→ **Problem to solve**: Find each line holding "Pink" and copy it out.

→ **Raw data**:
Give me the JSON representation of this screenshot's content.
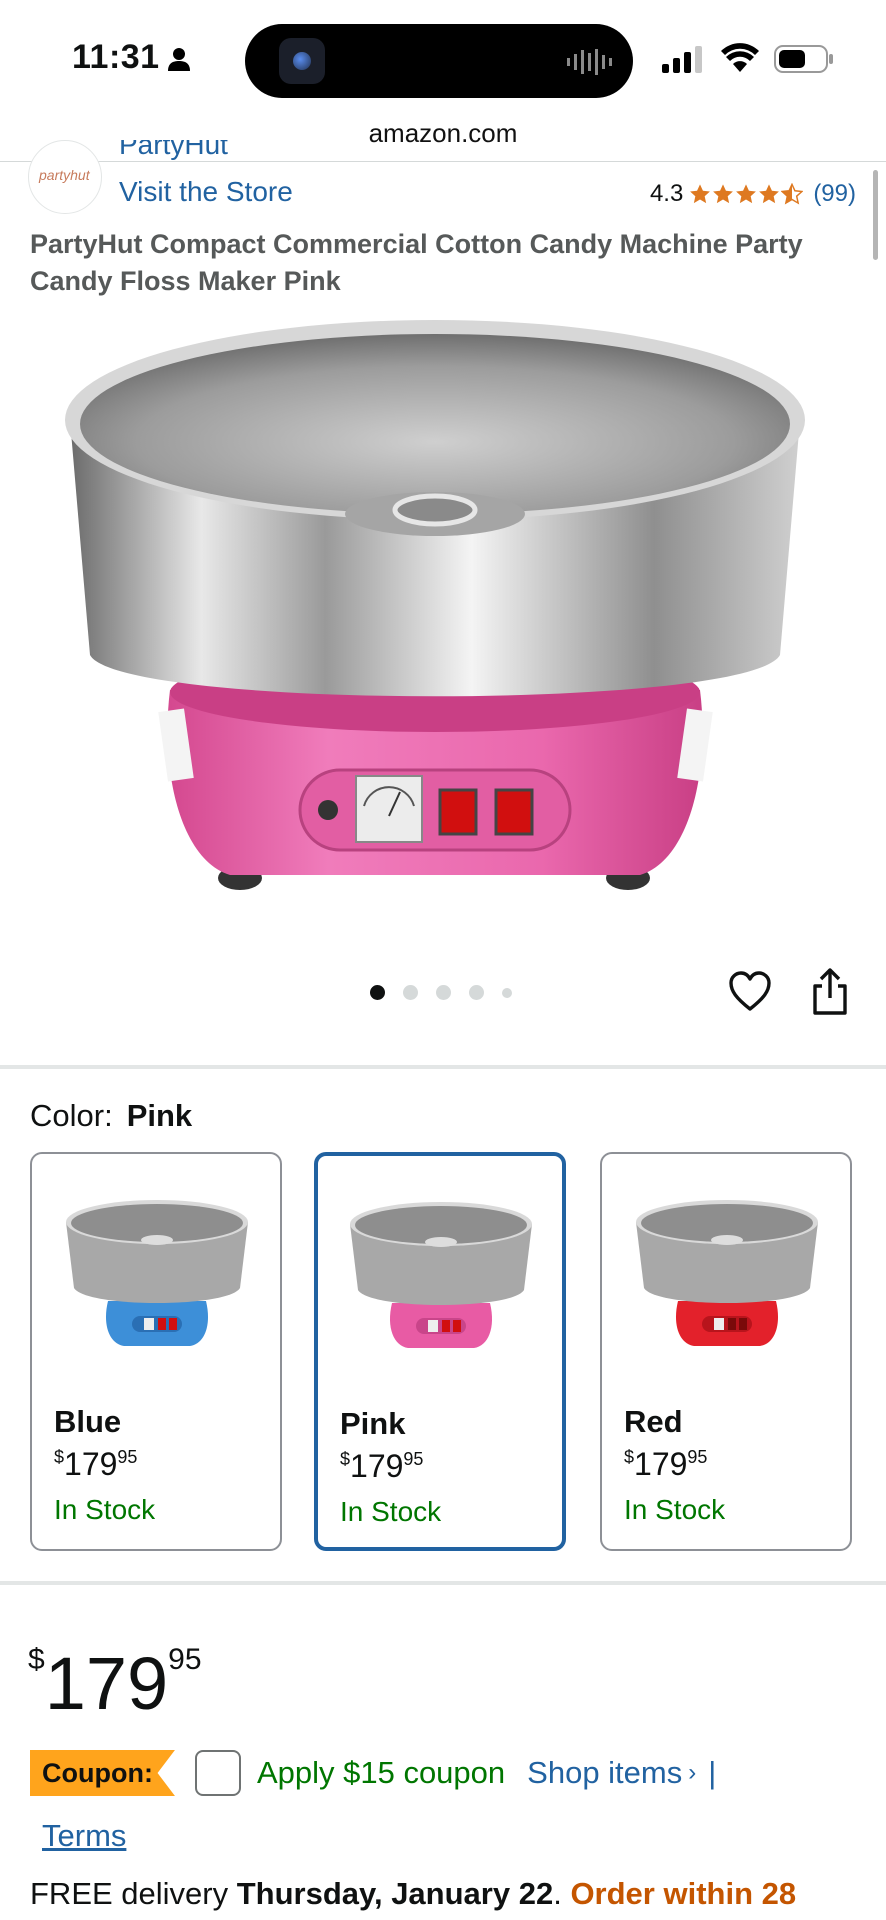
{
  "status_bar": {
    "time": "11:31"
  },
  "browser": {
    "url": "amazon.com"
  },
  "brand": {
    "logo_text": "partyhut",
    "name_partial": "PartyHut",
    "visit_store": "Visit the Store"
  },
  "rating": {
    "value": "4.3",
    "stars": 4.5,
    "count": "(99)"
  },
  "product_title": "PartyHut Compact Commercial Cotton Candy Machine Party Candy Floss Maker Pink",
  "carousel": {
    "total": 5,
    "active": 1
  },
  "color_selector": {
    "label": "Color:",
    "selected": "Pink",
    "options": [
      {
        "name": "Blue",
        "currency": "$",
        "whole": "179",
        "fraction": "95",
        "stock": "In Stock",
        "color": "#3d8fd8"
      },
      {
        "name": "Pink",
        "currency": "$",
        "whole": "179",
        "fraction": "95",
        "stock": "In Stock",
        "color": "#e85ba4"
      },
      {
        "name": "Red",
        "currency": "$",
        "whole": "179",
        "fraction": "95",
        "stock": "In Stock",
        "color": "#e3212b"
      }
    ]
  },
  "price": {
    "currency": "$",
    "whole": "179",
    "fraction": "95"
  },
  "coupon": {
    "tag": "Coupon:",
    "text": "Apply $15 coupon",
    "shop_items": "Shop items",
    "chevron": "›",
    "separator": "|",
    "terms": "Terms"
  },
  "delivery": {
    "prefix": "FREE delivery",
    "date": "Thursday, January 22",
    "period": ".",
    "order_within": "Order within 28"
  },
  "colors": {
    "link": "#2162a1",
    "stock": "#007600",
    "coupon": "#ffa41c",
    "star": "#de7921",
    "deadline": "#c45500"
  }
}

→ **Response**:
  "product_title": "PartyHut Compact Commercial Cotton Candy Machine Party Candy Floss Maker Pink",
    "selected": "Pink",
        "name": "Pink",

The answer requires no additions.